Short task - Rewrite everything from the first line down to the line containing "253, 85, 261]", changing each "sidebar-item" to "nav-item" and leaving all else unchanged.

:::

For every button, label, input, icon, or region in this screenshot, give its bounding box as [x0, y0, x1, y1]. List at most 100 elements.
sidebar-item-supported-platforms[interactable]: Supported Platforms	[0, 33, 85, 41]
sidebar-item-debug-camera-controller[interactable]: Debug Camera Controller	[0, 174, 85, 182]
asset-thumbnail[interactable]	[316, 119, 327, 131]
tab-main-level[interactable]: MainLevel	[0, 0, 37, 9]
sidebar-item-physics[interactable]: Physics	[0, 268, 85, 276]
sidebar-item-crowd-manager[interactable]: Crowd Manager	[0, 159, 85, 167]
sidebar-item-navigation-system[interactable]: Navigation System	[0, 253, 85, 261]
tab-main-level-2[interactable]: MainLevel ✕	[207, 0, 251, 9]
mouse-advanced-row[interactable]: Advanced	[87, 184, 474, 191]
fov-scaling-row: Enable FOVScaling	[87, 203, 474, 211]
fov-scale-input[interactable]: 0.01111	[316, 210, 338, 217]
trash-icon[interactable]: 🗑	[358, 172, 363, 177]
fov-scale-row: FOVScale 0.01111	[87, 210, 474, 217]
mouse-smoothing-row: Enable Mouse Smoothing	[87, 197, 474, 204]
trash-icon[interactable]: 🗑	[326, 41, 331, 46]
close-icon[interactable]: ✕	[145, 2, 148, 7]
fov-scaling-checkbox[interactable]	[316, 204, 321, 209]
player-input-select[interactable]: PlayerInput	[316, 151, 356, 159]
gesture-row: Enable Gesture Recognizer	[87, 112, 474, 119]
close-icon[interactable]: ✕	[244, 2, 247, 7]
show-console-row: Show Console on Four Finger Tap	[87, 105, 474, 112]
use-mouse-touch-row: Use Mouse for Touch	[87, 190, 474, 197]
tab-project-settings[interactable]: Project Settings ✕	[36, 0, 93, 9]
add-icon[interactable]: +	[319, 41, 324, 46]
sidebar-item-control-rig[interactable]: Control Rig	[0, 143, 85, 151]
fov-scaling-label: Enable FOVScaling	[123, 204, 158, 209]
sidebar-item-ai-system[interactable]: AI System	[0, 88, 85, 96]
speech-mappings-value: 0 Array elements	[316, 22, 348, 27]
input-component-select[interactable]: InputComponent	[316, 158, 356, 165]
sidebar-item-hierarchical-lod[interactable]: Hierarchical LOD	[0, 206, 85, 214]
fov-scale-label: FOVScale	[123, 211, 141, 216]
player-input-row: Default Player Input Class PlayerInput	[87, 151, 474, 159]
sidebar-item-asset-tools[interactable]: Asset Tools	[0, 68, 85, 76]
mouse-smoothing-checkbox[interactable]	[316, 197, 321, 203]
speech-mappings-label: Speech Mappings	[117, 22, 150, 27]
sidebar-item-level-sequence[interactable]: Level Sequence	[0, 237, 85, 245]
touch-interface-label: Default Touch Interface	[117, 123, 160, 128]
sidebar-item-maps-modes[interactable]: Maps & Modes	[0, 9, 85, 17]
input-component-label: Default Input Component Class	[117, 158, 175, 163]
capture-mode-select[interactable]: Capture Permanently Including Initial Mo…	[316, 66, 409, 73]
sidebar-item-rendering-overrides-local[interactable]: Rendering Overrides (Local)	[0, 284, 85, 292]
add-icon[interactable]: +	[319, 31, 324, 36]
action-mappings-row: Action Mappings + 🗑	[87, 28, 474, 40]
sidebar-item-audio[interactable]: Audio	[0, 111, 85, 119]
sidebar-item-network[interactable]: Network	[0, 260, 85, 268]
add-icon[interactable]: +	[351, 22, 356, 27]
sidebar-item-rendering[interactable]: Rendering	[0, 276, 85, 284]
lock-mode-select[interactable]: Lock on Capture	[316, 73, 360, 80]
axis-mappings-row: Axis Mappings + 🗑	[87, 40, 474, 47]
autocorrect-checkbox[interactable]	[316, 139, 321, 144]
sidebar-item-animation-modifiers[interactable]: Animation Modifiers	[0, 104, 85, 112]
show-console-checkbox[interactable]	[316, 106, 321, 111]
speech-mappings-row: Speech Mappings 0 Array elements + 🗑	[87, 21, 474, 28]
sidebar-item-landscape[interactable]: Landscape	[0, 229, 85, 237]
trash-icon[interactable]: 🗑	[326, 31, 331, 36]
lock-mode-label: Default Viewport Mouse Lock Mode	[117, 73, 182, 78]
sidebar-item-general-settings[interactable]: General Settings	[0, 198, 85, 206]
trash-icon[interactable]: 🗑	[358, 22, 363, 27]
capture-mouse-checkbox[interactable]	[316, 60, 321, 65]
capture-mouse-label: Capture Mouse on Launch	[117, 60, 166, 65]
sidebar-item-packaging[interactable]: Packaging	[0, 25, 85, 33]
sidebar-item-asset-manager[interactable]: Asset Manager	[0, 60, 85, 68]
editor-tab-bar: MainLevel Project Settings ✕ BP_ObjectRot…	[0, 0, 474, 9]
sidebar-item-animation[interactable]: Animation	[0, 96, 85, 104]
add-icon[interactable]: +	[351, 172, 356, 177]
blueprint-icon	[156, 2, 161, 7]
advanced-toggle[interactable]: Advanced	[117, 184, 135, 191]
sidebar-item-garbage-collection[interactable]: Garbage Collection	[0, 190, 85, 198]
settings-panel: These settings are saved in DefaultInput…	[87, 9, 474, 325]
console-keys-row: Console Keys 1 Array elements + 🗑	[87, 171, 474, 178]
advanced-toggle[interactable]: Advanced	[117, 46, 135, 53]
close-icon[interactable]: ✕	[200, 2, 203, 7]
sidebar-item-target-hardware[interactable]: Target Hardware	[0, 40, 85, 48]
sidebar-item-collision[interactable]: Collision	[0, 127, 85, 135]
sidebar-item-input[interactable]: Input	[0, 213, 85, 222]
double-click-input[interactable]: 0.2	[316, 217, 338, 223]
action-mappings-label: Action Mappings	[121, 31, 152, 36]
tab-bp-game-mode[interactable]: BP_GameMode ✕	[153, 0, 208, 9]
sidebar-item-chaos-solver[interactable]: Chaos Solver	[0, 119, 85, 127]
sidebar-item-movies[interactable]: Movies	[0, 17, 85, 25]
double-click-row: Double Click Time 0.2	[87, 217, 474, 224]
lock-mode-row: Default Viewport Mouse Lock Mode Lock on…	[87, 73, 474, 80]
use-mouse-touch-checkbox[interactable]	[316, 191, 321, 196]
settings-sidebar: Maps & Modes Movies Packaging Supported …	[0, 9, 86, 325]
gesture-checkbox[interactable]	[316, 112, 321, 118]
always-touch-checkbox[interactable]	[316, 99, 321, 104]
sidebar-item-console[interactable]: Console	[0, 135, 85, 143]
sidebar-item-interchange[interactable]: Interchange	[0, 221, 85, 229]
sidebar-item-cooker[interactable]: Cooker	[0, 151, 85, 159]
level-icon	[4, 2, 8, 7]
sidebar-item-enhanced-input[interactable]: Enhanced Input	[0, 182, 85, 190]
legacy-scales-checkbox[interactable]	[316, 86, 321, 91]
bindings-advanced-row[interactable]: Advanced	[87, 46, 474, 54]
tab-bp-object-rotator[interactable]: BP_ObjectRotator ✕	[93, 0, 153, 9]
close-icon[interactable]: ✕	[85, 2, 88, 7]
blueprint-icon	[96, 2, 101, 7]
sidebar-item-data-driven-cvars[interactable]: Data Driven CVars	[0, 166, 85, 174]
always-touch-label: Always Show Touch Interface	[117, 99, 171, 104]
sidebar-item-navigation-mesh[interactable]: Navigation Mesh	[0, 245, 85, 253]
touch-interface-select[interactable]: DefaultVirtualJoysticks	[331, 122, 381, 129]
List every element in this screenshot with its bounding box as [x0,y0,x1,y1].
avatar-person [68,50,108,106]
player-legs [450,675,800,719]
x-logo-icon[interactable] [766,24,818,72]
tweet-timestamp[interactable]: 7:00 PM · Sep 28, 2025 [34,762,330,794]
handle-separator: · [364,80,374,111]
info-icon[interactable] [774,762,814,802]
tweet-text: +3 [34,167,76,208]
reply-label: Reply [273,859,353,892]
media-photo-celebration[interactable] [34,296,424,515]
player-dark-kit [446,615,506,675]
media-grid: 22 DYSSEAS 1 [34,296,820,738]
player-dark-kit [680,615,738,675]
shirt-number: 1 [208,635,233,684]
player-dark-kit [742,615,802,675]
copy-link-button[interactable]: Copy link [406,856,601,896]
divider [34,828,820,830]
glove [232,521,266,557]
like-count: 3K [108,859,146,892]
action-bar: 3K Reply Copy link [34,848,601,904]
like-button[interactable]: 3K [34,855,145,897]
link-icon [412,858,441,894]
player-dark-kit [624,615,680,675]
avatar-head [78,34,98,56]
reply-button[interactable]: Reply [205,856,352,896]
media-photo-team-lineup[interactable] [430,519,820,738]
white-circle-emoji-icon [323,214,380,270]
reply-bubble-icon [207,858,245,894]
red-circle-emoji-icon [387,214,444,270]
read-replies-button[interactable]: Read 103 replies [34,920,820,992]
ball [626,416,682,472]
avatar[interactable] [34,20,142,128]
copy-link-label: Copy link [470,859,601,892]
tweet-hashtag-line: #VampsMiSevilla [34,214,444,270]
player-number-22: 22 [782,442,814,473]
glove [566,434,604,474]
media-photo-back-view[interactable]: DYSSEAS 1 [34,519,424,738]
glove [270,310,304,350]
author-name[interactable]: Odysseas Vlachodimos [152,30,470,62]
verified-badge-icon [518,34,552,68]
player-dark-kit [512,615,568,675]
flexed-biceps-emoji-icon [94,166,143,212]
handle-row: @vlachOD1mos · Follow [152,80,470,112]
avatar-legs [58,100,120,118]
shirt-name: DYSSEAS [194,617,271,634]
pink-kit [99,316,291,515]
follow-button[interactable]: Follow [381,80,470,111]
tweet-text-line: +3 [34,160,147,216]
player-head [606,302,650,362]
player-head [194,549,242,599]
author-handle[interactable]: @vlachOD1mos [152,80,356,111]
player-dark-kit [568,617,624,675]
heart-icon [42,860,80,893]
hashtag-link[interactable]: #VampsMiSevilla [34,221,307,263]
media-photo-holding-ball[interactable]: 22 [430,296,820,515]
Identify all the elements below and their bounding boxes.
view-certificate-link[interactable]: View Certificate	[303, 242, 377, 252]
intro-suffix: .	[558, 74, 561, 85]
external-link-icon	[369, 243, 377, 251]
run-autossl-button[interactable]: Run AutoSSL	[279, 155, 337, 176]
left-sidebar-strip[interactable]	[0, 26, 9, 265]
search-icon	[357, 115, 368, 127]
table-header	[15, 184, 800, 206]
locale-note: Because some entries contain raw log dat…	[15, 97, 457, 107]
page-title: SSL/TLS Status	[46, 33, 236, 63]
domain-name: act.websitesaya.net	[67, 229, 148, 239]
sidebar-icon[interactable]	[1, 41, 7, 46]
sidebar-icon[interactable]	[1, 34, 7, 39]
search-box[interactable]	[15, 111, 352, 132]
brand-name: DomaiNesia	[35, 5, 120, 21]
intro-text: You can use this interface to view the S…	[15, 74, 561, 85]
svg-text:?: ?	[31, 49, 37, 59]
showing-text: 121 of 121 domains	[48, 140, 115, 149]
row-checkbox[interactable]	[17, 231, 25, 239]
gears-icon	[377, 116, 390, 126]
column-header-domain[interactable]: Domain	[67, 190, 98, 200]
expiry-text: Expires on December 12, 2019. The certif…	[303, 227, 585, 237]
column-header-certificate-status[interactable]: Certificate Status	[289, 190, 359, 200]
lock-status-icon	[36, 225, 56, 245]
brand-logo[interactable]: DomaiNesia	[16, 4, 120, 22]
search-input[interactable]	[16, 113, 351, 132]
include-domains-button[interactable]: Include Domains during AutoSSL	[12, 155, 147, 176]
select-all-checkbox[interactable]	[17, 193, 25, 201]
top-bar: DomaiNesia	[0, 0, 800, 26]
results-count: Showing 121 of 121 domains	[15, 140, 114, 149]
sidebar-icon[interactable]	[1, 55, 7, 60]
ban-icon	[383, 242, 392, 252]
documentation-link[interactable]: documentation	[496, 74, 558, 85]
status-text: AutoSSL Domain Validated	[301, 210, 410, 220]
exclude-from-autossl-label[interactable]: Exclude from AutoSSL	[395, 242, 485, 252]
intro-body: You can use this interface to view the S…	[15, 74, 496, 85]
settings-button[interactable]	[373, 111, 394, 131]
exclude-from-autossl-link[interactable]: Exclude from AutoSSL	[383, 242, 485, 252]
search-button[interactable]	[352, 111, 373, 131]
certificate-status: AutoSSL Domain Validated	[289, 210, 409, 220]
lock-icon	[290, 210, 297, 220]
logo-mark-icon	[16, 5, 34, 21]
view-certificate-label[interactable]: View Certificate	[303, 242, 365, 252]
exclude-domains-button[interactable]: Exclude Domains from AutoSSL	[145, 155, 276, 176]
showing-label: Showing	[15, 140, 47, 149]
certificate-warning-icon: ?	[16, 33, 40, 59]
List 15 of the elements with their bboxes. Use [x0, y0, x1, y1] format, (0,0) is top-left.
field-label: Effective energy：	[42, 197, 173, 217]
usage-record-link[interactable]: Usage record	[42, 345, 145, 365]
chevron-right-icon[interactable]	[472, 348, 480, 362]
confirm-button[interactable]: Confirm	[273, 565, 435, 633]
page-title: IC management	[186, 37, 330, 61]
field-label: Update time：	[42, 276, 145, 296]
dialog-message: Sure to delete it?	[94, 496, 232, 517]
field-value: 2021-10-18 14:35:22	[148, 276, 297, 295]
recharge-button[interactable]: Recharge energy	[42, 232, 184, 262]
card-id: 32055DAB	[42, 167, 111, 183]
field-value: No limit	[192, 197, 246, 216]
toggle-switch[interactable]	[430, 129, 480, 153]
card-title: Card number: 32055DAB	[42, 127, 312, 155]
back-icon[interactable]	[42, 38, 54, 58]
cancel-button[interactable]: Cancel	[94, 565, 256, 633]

:::

Solution to the problem -
For every button, label, input, icon, or region in this screenshot, give its bounding box as [x0, y0, x1, y1]. List at most 100 elements.
nav-item-supported-platforms[interactable]: Supported Platforms	[0, 33, 85, 41]
nav-item-debug-camera-controller[interactable]: Debug Camera Controller	[0, 174, 85, 182]
asset-thumbnail[interactable]	[316, 119, 327, 131]
tab-main-level[interactable]: MainLevel	[0, 0, 37, 9]
nav-item-physics[interactable]: Physics	[0, 268, 85, 276]
nav-item-crowd-manager[interactable]: Crowd Manager	[0, 159, 85, 167]
nav-item-navigation-system[interactable]: Navigation System	[0, 253, 85, 261]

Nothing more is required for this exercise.